EXERCISE AIM — The entries below should be output exactly as written.

=====

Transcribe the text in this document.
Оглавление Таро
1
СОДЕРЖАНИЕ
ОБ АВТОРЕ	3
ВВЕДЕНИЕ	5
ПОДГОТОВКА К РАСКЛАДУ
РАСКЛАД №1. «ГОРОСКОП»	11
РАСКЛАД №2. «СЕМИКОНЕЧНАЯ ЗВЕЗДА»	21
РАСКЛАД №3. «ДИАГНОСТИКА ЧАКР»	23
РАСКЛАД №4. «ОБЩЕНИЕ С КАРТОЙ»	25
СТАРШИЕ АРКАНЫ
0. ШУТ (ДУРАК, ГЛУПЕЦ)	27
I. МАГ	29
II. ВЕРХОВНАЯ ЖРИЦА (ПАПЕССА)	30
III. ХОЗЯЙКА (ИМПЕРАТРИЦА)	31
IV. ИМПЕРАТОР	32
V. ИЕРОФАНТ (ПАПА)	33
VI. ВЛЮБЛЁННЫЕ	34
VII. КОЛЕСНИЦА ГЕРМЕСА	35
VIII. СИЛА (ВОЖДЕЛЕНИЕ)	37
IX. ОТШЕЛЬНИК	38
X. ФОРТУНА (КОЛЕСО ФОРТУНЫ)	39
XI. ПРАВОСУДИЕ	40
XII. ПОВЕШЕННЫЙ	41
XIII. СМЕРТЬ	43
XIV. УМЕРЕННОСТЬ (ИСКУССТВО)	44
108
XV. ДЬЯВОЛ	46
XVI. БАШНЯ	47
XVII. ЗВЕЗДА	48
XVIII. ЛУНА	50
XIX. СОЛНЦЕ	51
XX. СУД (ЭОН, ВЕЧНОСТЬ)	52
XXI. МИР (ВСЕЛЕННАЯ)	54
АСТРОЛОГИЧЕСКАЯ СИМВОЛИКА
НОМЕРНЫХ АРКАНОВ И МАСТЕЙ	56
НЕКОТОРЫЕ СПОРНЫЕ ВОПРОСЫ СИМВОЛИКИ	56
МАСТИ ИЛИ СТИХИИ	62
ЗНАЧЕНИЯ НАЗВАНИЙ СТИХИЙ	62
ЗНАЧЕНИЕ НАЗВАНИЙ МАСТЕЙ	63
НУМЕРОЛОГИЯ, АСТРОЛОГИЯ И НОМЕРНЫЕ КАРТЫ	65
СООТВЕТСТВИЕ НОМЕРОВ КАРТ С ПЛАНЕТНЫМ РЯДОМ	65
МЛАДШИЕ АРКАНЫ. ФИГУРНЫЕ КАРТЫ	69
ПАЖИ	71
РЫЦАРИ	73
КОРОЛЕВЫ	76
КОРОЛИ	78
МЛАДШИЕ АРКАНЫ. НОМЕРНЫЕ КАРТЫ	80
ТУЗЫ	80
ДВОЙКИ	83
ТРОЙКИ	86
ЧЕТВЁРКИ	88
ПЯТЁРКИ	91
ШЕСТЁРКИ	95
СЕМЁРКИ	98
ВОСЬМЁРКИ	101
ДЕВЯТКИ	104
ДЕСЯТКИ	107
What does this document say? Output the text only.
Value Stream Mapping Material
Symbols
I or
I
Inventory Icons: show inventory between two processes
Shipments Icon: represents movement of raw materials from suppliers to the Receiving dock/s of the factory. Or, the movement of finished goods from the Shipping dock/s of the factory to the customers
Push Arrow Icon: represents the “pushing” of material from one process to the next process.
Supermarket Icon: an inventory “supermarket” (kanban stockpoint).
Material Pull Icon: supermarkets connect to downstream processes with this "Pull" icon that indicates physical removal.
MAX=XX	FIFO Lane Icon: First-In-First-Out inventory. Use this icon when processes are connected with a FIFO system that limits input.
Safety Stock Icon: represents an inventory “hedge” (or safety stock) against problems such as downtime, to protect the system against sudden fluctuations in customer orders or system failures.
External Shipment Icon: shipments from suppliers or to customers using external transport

=====

THE OUTPUT —
Transcribe the text in this document.
Оглавление Таро
1
СОДЕРЖАНИЕ
ОБ АВТОРЕ	3
ВВЕДЕНИЕ	5
ПОДГОТОВКА К РАСКЛАДУ
РАСКЛАД №1. «ГОРОСКОП»	11
РАСКЛАД №2. «СЕМИКОНЕЧНАЯ ЗВЕЗДА»	21
РАСКЛАД №3. «ДИАГНОСТИКА ЧАКР»	23
РАСКЛАД №4. «ОБЩЕНИЕ С КАРТОЙ»	25
СТАРШИЕ АРКАНЫ
0. ШУТ (ДУРАК, ГЛУПЕЦ)	27
I. МАГ	29
II. ВЕРХОВНАЯ ЖРИЦА (ПАПЕССА)	30
III. ХОЗЯЙКА (ИМПЕРАТРИЦА)	31
IV. ИМПЕРАТОР	32
V. ИЕРОФАНТ (ПАПА)	33
VI. ВЛЮБЛЁННЫЕ	34
VII. КОЛЕСНИЦА ГЕРМЕСА	35
VIII. СИЛА (ВОЖДЕЛЕНИЕ)	37
IX. ОТШЕЛЬНИК	38
X. ФОРТУНА (КОЛЕСО ФОРТУНЫ)	39
XI. ПРАВОСУДИЕ	40
XII. ПОВЕШЕННЫЙ	41
XIII. СМЕРТЬ	43
XIV. УМЕРЕННОСТЬ (ИСКУССТВО)	44
108
XV. ДЬЯВОЛ	46
XVI. БАШНЯ	47
XVII. ЗВЕЗДА	48
XVIII. ЛУНА	50
XIX. СОЛНЦЕ	51
XX. СУД (ЭОН, ВЕЧНОСТЬ)	52
XXI. МИР (ВСЕЛЕННАЯ)	54
АСТРОЛОГИЧЕСКАЯ СИМВОЛИКА
НОМЕРНЫХ АРКАНОВ И МАСТЕЙ	56
НЕКОТОРЫЕ СПОРНЫЕ ВОПРОСЫ СИМВОЛИКИ	56
МАСТИ ИЛИ СТИХИИ	62
ЗНАЧЕНИЯ НАЗВАНИЙ СТИХИЙ	62
ЗНАЧЕНИЕ НАЗВАНИЙ МАСТЕЙ	63
НУМЕРОЛОГИЯ, АСТРОЛОГИЯ И НОМЕРНЫЕ КАРТЫ	65
СООТВЕТСТВИЕ НОМЕРОВ КАРТ С ПЛАНЕТНЫМ РЯДОМ	65
МЛАДШИЕ АРКАНЫ. ФИГУРНЫЕ КАРТЫ	69
ПАЖИ	71
РЫЦАРИ	73
КОРОЛЕВЫ	76
КОРОЛИ	78
МЛАДШИЕ АРКАНЫ. НОМЕРНЫЕ КАРТЫ	80
ТУЗЫ	80
ДВОЙКИ	83
ТРОЙКИ	86
ЧЕТВЁРКИ	88
ПЯТЁРКИ	91
ШЕСТЁРКИ	95
СЕМЁРКИ	98
ВОСЬМЁРКИ	101
ДЕВЯТКИ	104
ДЕСЯТКИ	107
What does this document say? Output the text only.
Value Stream Mapping Material
Symbols
I or
I
Inventory Icons: show inventory between two processes
Shipments Icon: represents movement of raw materials from suppliers to the Receiving dock/s of the factory. Or, the movement of finished goods from the Shipping dock/s of the factory to the customers
Push Arrow Icon: represents the “pushing” of material from one process to the next process.
Supermarket Icon: an inventory “supermarket” (kanban stockpoint).
Material Pull Icon: supermarkets connect to downstream processes with this "Pull" icon that indicates physical removal.
MAX=XX	FIFO Lane Icon: First-In-First-Out inventory. Use this icon when processes are connected with a FIFO system that limits input.
Safety Stock Icon: represents an inventory “hedge” (or safety stock) against problems such as downtime, to protect the system against sudden fluctuations in customer orders or system failures.
External Shipment Icon: shipments from suppliers or to customers using external transport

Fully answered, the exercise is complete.